• Problem description:
Below are records. Copy every line with "Media" in it.

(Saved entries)

········

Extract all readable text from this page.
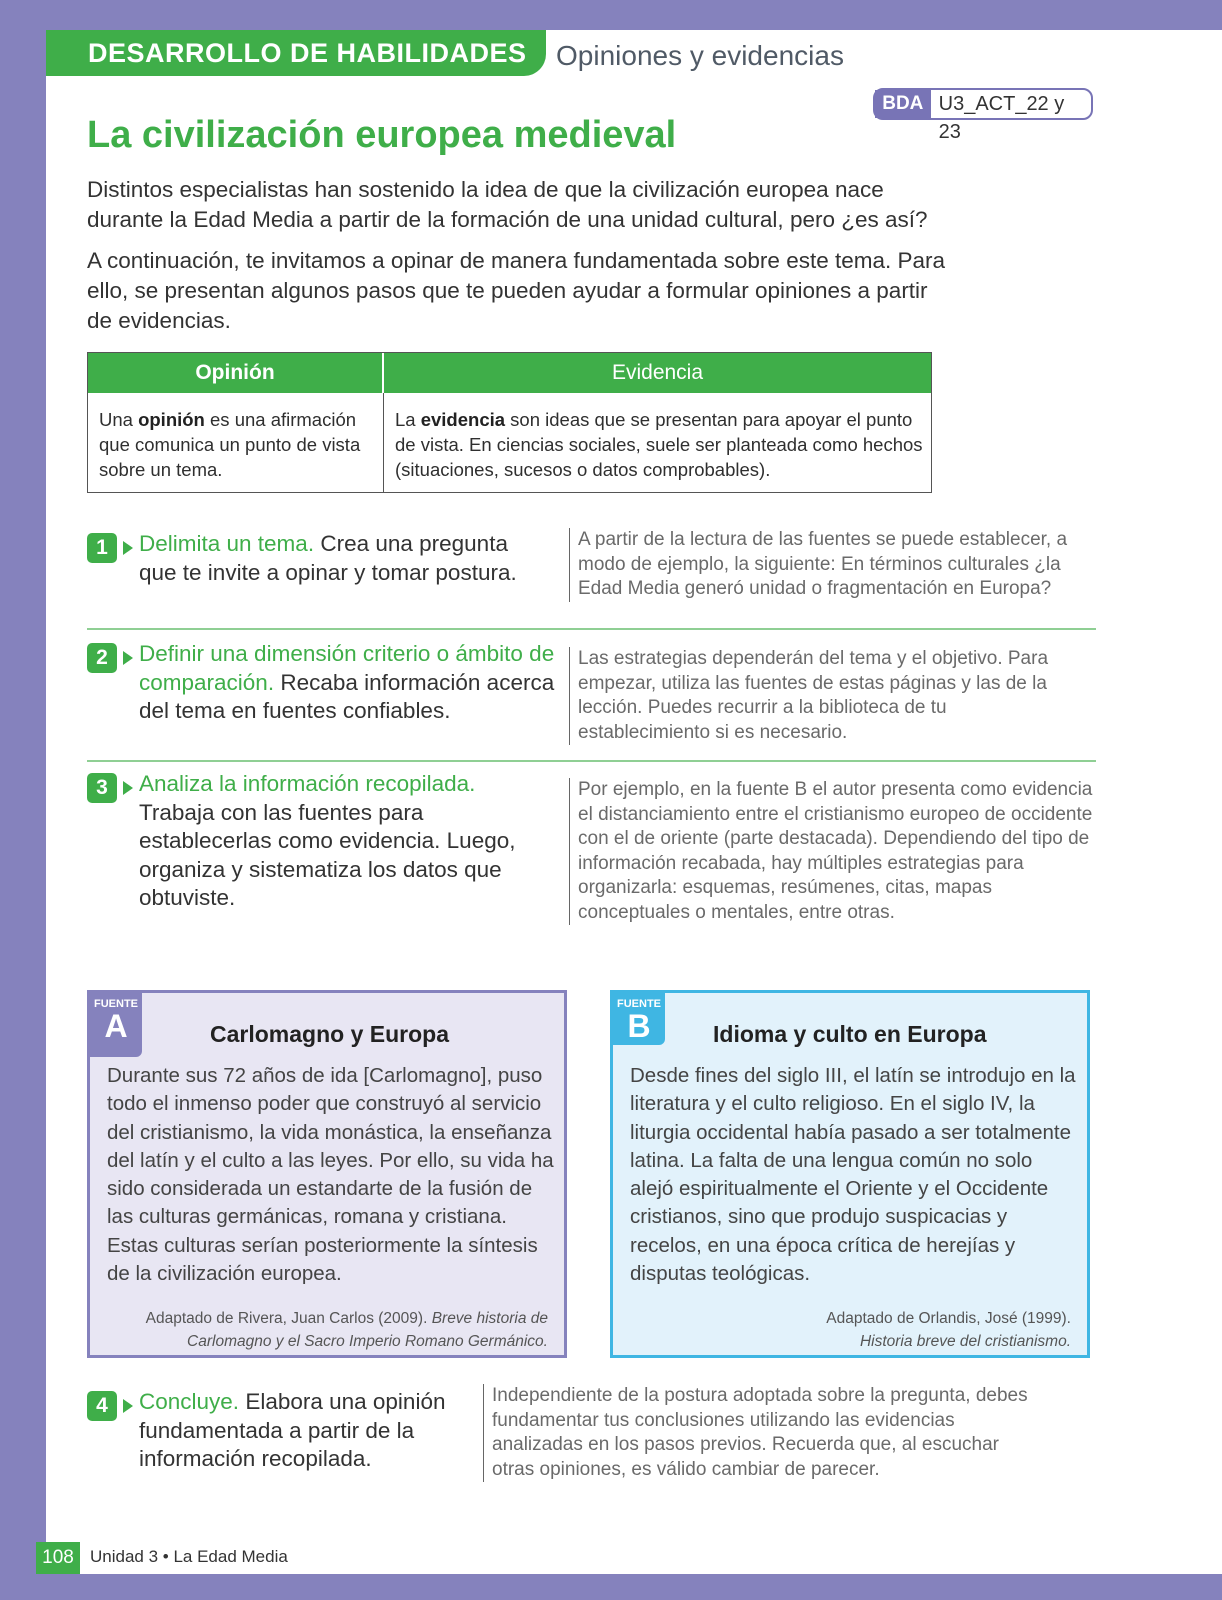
DESARROLLO DE HABILIDADES	Opiniones y evidencias
BDA U3_ACT_22 y 23
La civilización europea medieval

Distintos especialistas han sostenido la idea de que la civilización europea nace durante la Edad Media a partir de la formación de una unidad cultural, pero ¿es así?

A continuación, te invitamos a opinar de manera fundamentada sobre este tema. Para ello, se presentan algunos pasos que te pueden ayudar a formular opiniones a partir de evidencias.

Opinión	Evidencia
Una opinión es una afirmación que comunica un punto de vista sobre un tema.
La evidencia son ideas que se presentan para apoyar el punto de vista. En ciencias sociales, suele ser planteada como hechos (situaciones, sucesos o datos comprobables).
1	Delimita un tema. Crea una pregunta que te invite a opinar y tomar postura.

A partir de la lectura de las fuentes se puede establecer, a modo de ejemplo, la siguiente: En términos culturales ¿la Edad Media generó unidad o fragmentación en Europa?

2	Definir una dimensión criterio o ámbito de comparación. Recaba información acerca del tema en fuentes confiables.

Las estrategias dependerán del tema y el objetivo. Para empezar, utiliza las fuentes de estas páginas y las de la lección. Puedes recurrir a la biblioteca de tu establecimiento si es necesario.

3	Analiza la información recopilada. Trabaja con las fuentes para establecerlas como evidencia. Luego, organiza y sistematiza los datos que obtuviste.

Por ejemplo, en la fuente B el autor presenta como evidencia el distanciamiento entre el cristianismo europeo de occidente con el de oriente (parte destacada). Dependiendo del tipo de información recabada, hay múltiples estrategias para organizarla: esquemas, resúmenes, citas, mapas conceptuales o mentales, entre otras.

FUENTE
A	Carlomagno y Europa

Durante sus 72 años de ida [Carlomagno], puso todo el inmenso poder que construyó al servicio del cristianismo, la vida monástica, la enseñanza del latín y el culto a las leyes. Por ello, su vida ha sido considerada un estandarte de la fusión de las culturas germánicas, romana y cristiana. Estas culturas serían posteriormente la síntesis de la civilización europea.

Adaptado de Rivera, Juan Carlos (2009). Breve historia de Carlomagno y el Sacro Imperio Romano Germánico.

FUENTE
B	Idioma y culto en Europa

Desde fines del siglo III, el latín se introdujo en la literatura y el culto religioso. En el siglo IV, la liturgia occidental había pasado a ser totalmente latina. La falta de una lengua común no solo alejó espiritualmente el Oriente y el Occidente cristianos, sino que produjo suspicacias y recelos, en una época crítica de herejías y disputas teológicas.

Adaptado de Orlandis, José (1999).
Historia breve del cristianismo.

4	Concluye. Elabora una opinión fundamentada a partir de la información recopilada.

Independiente de la postura adoptada sobre la pregunta, debes fundamentar tus conclusiones utilizando las evidencias analizadas en los pasos previos. Recuerda que, al escuchar otras opiniones, es válido cambiar de parecer.

108 Unidad 3 • La Edad Media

········

• Output for this task:
Distintos especialistas han sostenido la idea de que la civilización europea nace durante la Edad Media a partir de la formación de una unidad cultural, pero ¿es así?
A partir de la lectura de las fuentes se puede establecer, a modo de ejemplo, la siguiente: En términos culturales ¿la Edad Media generó unidad o fragmentación en Europa?
108 Unidad 3 • La Edad Media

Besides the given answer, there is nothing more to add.